*Written exercise*. Pictures do not belong in the copy; quote every entry below exactly.

[BEGIN Input rows]

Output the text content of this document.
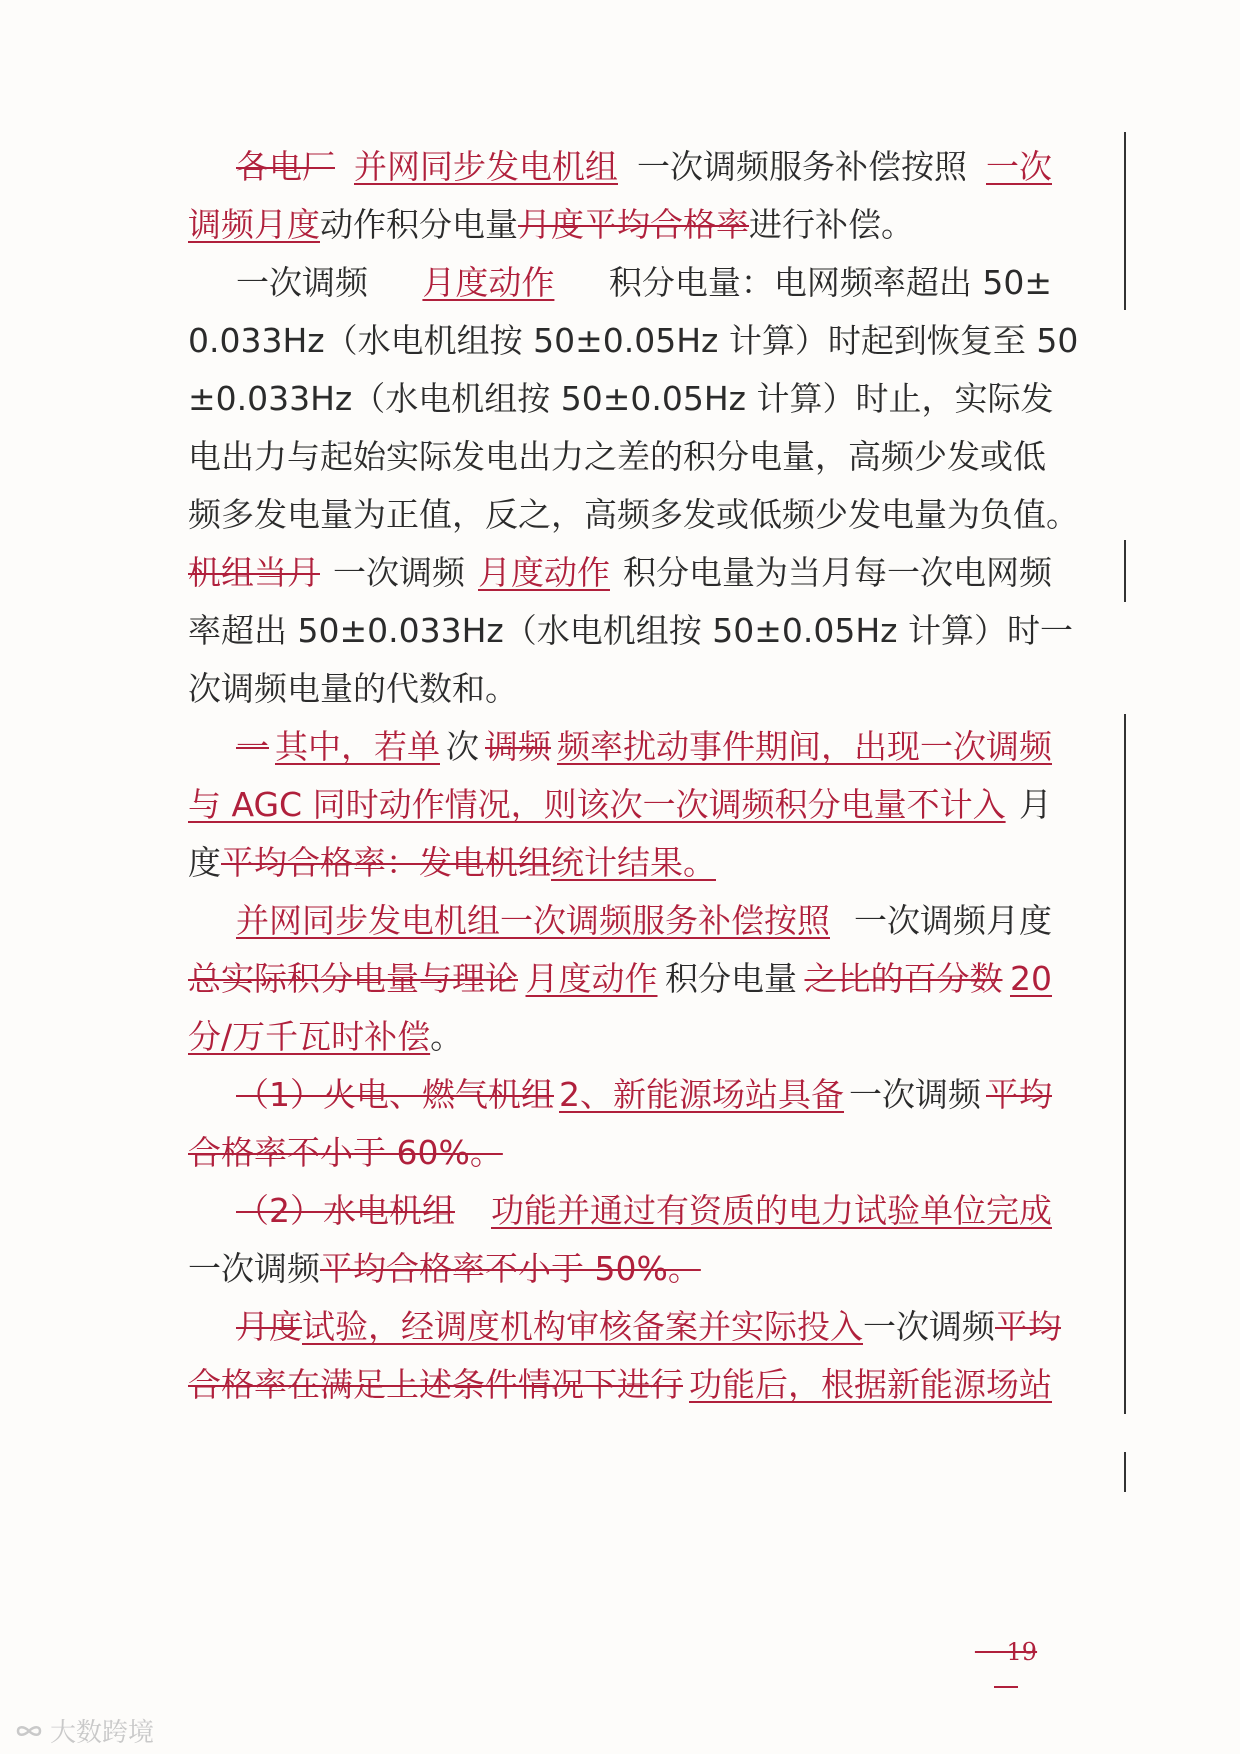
各电厂 并网同步发电机组 一次调频服务补偿按照 一次
调频月度 动作积分电量 月度平均合格率 进行补偿。
一次调频 月度动作 积分电量：电网频率超出 50±
0.033Hz（水电机组按 50±0.05Hz 计算）时起到恢复至 50
±0.033Hz（水电机组按 50±0.05Hz 计算）时止，实际发
电出力与起始实际发电出力之差的积分电量，高频少发或低
频多发电量为正值，反之，高频多发或低频少发电量为负值。
机组当月 一次调频 月度动作 积分电量为当月每一次电网频
率超出 50±0.033Hz（水电机组按 50±0.05Hz 计算）时一
次调频电量的代数和。
一 其中，若单 次 调频 频率扰动事件期间，出现一次调频
与 AGC 同时动作情况，则该次一次调频积分电量不计入 月
度 平均合格率：发电机组 统计结果。
并网同步发电机组一次调频服务补偿按照 一次调频月度
总实际积分电量与理论 月度动作 积分电量 之比的百分数 20
分/万千瓦时补偿 。
（1）火电、燃气机组 2、新能源场站具备 一次调频 平均
合格率不小于 60%。
（2）水电机组 功能并通过有资质的电力试验单位完成
一次调频 平均合格率不小于 50%。
月度 试验，经调度机构审核备案并实际投入 一次调频 平均
合格率在满足上述条件情况下进行 功能后，根据新能源场站
－ 19 －
大数跨境
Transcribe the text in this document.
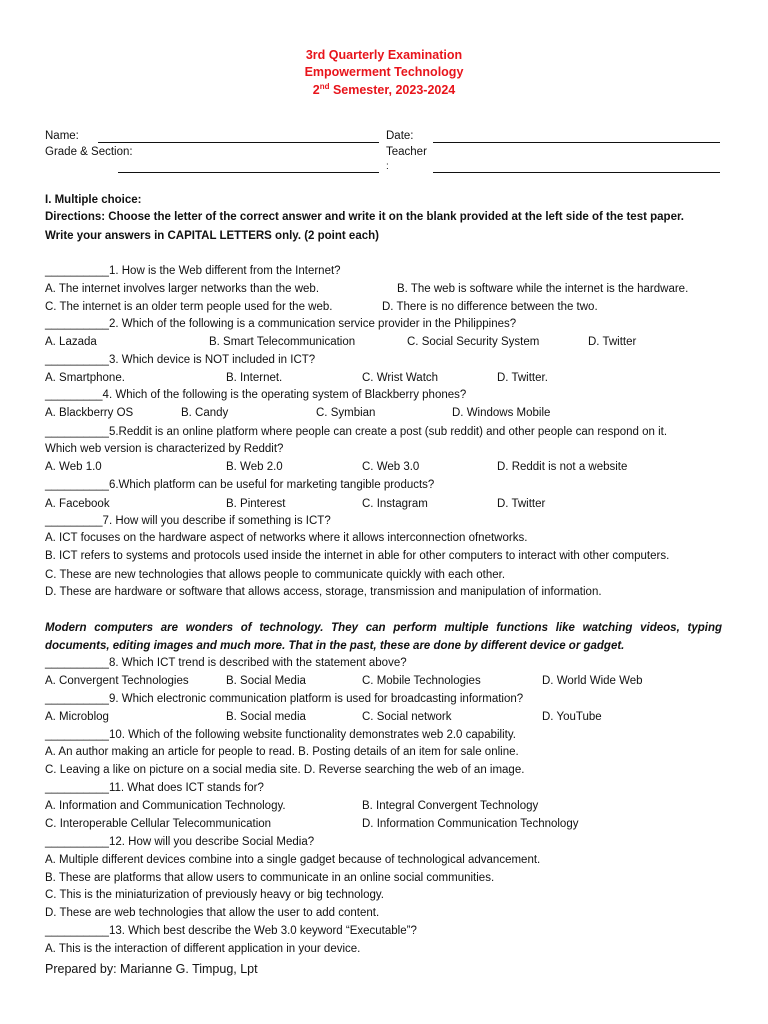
3rd Quarterly Examination
Empowerment Technology
2nd Semester, 2023-2024
Name:	Date:
Grade & Section:	Teacher
:
I. Multiple choice:
Directions: Choose the letter of the correct answer and write it on the blank provided at the left side of the test paper.
Write your answers in CAPITAL LETTERS only. (2 point each)
__________1. How is the Web different from the Internet?
A. The internet involves larger networks than the web.	B. The web is software while the internet is the hardware.
C. The internet is an older term people used for the web.	D. There is no difference between the two.
__________2. Which of the following is a communication service provider in the Philippines?
A. Lazada	B. Smart Telecommunication	C. Social Security System	D. Twitter
__________3. Which device is NOT included in ICT?
A. Smartphone.	B. Internet.	C. Wrist Watch	D. Twitter.
_________4. Which of the following is the operating system of Blackberry phones?
A. Blackberry OS	B. Candy	C. Symbian	D. Windows Mobile
__________5.Reddit is an online platform where people can create a post (sub reddit) and other people can respond on it.
Which web version is characterized by Reddit?
A. Web 1.0	B. Web 2.0	C. Web 3.0	D. Reddit is not a website
__________6.Which platform can be useful for marketing tangible products?
A. Facebook	B. Pinterest	C. Instagram	D. Twitter
_________7. How will you describe if something is ICT?
A. ICT focuses on the hardware aspect of networks where it allows interconnection ofnetworks.
B. ICT refers to systems and protocols used inside the internet in able for other computers to interact with other computers.
C. These are new technologies that allows people to communicate quickly with each other.
D. These are hardware or software that allows access, storage, transmission and manipulation of information.
Modern computers are wonders of technology. They can perform multiple functions like watching videos, typing
documents, editing images and much more. That in the past, these are done by different device or gadget.
__________8. Which ICT trend is described with the statement above?
A. Convergent Technologies	B. Social Media	C. Mobile Technologies	D. World Wide Web
__________9. Which electronic communication platform is used for broadcasting information?
A. Microblog	B. Social media	C. Social network	D. YouTube
__________10. Which of the following website functionality demonstrates web 2.0 capability.
A. An author making an article for people to read. B. Posting details of an item for sale online.
C. Leaving a like on picture on a social media site. D. Reverse searching the web of an image.
__________11. What does ICT stands for?
A. Information and Communication Technology.	B. Integral Convergent Technology
C. Interoperable Cellular Telecommunication	D. Information Communication Technology
__________12. How will you describe Social Media?
A. Multiple different devices combine into a single gadget because of technological advancement.
B. These are platforms that allow users to communicate in an online social communities.
C. This is the miniaturization of previously heavy or big technology.
D. These are web technologies that allow the user to add content.
__________13. Which best describe the Web 3.0 keyword “Executable”?
A. This is the interaction of different application in your device.
Prepared by: Marianne G. Timpug, Lpt
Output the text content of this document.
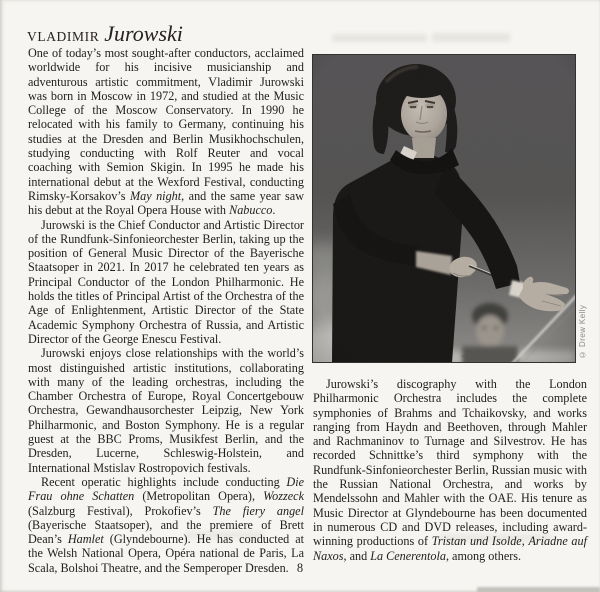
VLADIMIR Jurowski

One of today’s most sought-after conductors, acclaimed worldwide for his incisive musicianship and adventurous artistic commitment, Vladimir Jurowski was born in Moscow in 1972, and studied at the Music College of the Moscow Conservatory. In 1990 he relocated with his family to Germany, continuing his studies at the Dresden and Berlin Musikhochschulen, studying conducting with Rolf Reuter and vocal coaching with Semion Skigin. In 1995 he made his international debut at the Wexford Festival, conducting Rimsky-Korsakov’s May night, and the same year saw his debut at the Royal Opera House with Nabucco.

Jurowski is the Chief Conductor and Artistic Director of the Rundfunk-Sinfonieorchester Berlin, taking up the position of General Music Director of the Bayerische Staatsoper in 2021. In 2017 he celebrated ten years as Principal Conductor of the London Philharmonic. He holds the titles of Principal Artist of the Orchestra of the Age of Enlightenment, Artistic Director of the State Academic Symphony Orchestra of Russia, and Artistic Director of the George Enescu Festival.

Jurowski enjoys close relationships with the world’s most distinguished artistic institutions, collaborating with many of the leading orchestras, including the Chamber Orchestra of Europe, Royal Concertgebouw Orchestra, Gewandhausorchester Leipzig, New York Philharmonic, and Boston Symphony. He is a regular guest at the BBC Proms, Musikfest Berlin, and the Dresden, Lucerne, Schleswig-Holstein, and International Mstislav Rostropovich festivals.

Recent operatic highlights include conducting Die Frau ohne Schatten (Metropolitan Opera), Wozzeck (Salzburg Festival), Prokofiev’s The fiery angel (Bayerische Staatsoper), and the premiere of Brett Dean’s Hamlet (Glyndebourne). He has conducted at the Welsh National Opera, Opéra national de Paris, La Scala, Bolshoi Theatre, and the Semperoper Dresden.

© Drew Kelly

Jurowski’s discography with the London Philharmonic Orchestra includes the complete symphonies of Brahms and Tchaikovsky, and works ranging from Haydn and Beethoven, through Mahler and Rachmaninov to Turnage and Silvestrov. He has recorded Schnittke’s third symphony with the Rundfunk-Sinfonieorchester Berlin, Russian music with the Russian National Orchestra, and works by Mendelssohn and Mahler with the OAE. His tenure as Music Director at Glyndebourne has been documented in numerous CD and DVD releases, including award-winning productions of Tristan und Isolde, Ariadne auf Naxos, and La Cenerentola, among others.

8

[END Input rows]

*Solution for this exercise*.
Output the text content of this document.
各电厂 并网同步发电机组 一次调频服务补偿按照 一次
调频月度 动作积分电量 月度平均合格率 进行补偿。
一次调频 月度动作 积分电量：电网频率超出 50±
0.033Hz（水电机组按 50±0.05Hz 计算）时起到恢复至 50
±0.033Hz（水电机组按 50±0.05Hz 计算）时止，实际发
电出力与起始实际发电出力之差的积分电量，高频少发或低
频多发电量为正值，反之，高频多发或低频少发电量为负值。
机组当月 一次调频 月度动作 积分电量为当月每一次电网频
率超出 50±0.033Hz（水电机组按 50±0.05Hz 计算）时一
次调频电量的代数和。
一 其中，若单 次 调频 频率扰动事件期间，出现一次调频
与 AGC 同时动作情况，则该次一次调频积分电量不计入 月
度 平均合格率：发电机组 统计结果。
并网同步发电机组一次调频服务补偿按照 一次调频月度
总实际积分电量与理论 月度动作 积分电量 之比的百分数 20
分/万千瓦时补偿 。
（1）火电、燃气机组 2、新能源场站具备 一次调频 平均
合格率不小于 60%。
（2）水电机组 功能并通过有资质的电力试验单位完成
一次调频 平均合格率不小于 50%。
月度 试验，经调度机构审核备案并实际投入 一次调频 平均
合格率在满足上述条件情况下进行 功能后，根据新能源场站
－ 19 －
大数跨境
Transcribe the text in this document.
3rd Quarterly Examination
Empowerment Technology
2nd Semester, 2023-2024
Name:	Date:
Grade & Section:	Teacher
:
I. Multiple choice:
Directions: Choose the letter of the correct answer and write it on the blank provided at the left side of the test paper.
Write your answers in CAPITAL LETTERS only. (2 point each)
__________1. How is the Web different from the Internet?
A. The internet involves larger networks than the web.	B. The web is software while the internet is the hardware.
C. The internet is an older term people used for the web.	D. There is no difference between the two.
__________2. Which of the following is a communication service provider in the Philippines?
A. Lazada	B. Smart Telecommunication	C. Social Security System	D. Twitter
__________3. Which device is NOT included in ICT?
A. Smartphone.	B. Internet.	C. Wrist Watch	D. Twitter.
_________4. Which of the following is the operating system of Blackberry phones?
A. Blackberry OS	B. Candy	C. Symbian	D. Windows Mobile
__________5.Reddit is an online platform where people can create a post (sub reddit) and other people can respond on it.
Which web version is characterized by Reddit?
A. Web 1.0	B. Web 2.0	C. Web 3.0	D. Reddit is not a website
__________6.Which platform can be useful for marketing tangible products?
A. Facebook	B. Pinterest	C. Instagram	D. Twitter
_________7. How will you describe if something is ICT?
A. ICT focuses on the hardware aspect of networks where it allows interconnection ofnetworks.
B. ICT refers to systems and protocols used inside the internet in able for other computers to interact with other computers.
C. These are new technologies that allows people to communicate quickly with each other.
D. These are hardware or software that allows access, storage, transmission and manipulation of information.
Modern computers are wonders of technology. They can perform multiple functions like watching videos, typing
documents, editing images and much more. That in the past, these are done by different device or gadget.
__________8. Which ICT trend is described with the statement above?
A. Convergent Technologies	B. Social Media	C. Mobile Technologies	D. World Wide Web
__________9. Which electronic communication platform is used for broadcasting information?
A. Microblog	B. Social media	C. Social network	D. YouTube
__________10. Which of the following website functionality demonstrates web 2.0 capability.
A. An author making an article for people to read. B. Posting details of an item for sale online.
C. Leaving a like on picture on a social media site. D. Reverse searching the web of an image.
__________11. What does ICT stands for?
A. Information and Communication Technology.	B. Integral Convergent Technology
C. Interoperable Cellular Telecommunication	D. Information Communication Technology
__________12. How will you describe Social Media?
A. Multiple different devices combine into a single gadget because of technological advancement.
B. These are platforms that allow users to communicate in an online social communities.
C. This is the miniaturization of previously heavy or big technology.
D. These are web technologies that allow the user to add content.
__________13. Which best describe the Web 3.0 keyword “Executable”?
A. This is the interaction of different application in your device.
Prepared by: Marianne G. Timpug, Lpt
Output the text content of this document.
VLADIMIR Jurowski

One of today’s most sought-after conductors, acclaimed worldwide for his incisive musicianship and adventurous artistic commitment, Vladimir Jurowski was born in Moscow in 1972, and studied at the Music College of the Moscow Conservatory. In 1990 he relocated with his family to Germany, continuing his studies at the Dresden and Berlin Musikhochschulen, studying conducting with Rolf Reuter and vocal coaching with Semion Skigin. In 1995 he made his international debut at the Wexford Festival, conducting Rimsky-Korsakov’s May night, and the same year saw his debut at the Royal Opera House with Nabucco.

Jurowski is the Chief Conductor and Artistic Director of the Rundfunk-Sinfonieorchester Berlin, taking up the position of General Music Director of the Bayerische Staatsoper in 2021. In 2017 he celebrated ten years as Principal Conductor of the London Philharmonic. He holds the titles of Principal Artist of the Orchestra of the Age of Enlightenment, Artistic Director of the State Academic Symphony Orchestra of Russia, and Artistic Director of the George Enescu Festival.

Jurowski enjoys close relationships with the world’s most distinguished artistic institutions, collaborating with many of the leading orchestras, including the Chamber Orchestra of Europe, Royal Concertgebouw Orchestra, Gewandhausorchester Leipzig, New York Philharmonic, and Boston Symphony. He is a regular guest at the BBC Proms, Musikfest Berlin, and the Dresden, Lucerne, Schleswig-Holstein, and International Mstislav Rostropovich festivals.

Recent operatic highlights include conducting Die Frau ohne Schatten (Metropolitan Opera), Wozzeck (Salzburg Festival), Prokofiev’s The fiery angel (Bayerische Staatsoper), and the premiere of Brett Dean’s Hamlet (Glyndebourne). He has conducted at the Welsh National Opera, Opéra national de Paris, La Scala, Bolshoi Theatre, and the Semperoper Dresden.

© Drew Kelly

Jurowski’s discography with the London Philharmonic Orchestra includes the complete symphonies of Brahms and Tchaikovsky, and works ranging from Haydn and Beethoven, through Mahler and Rachmaninov to Turnage and Silvestrov. He has recorded Schnittke’s third symphony with the Rundfunk-Sinfonieorchester Berlin, Russian music with the Russian National Orchestra, and works by Mendelssohn and Mahler with the OAE. His tenure as Music Director at Glyndebourne has been documented in numerous CD and DVD releases, including award-winning productions of Tristan und Isolde, Ariadne auf Naxos, and La Cenerentola, among others.

8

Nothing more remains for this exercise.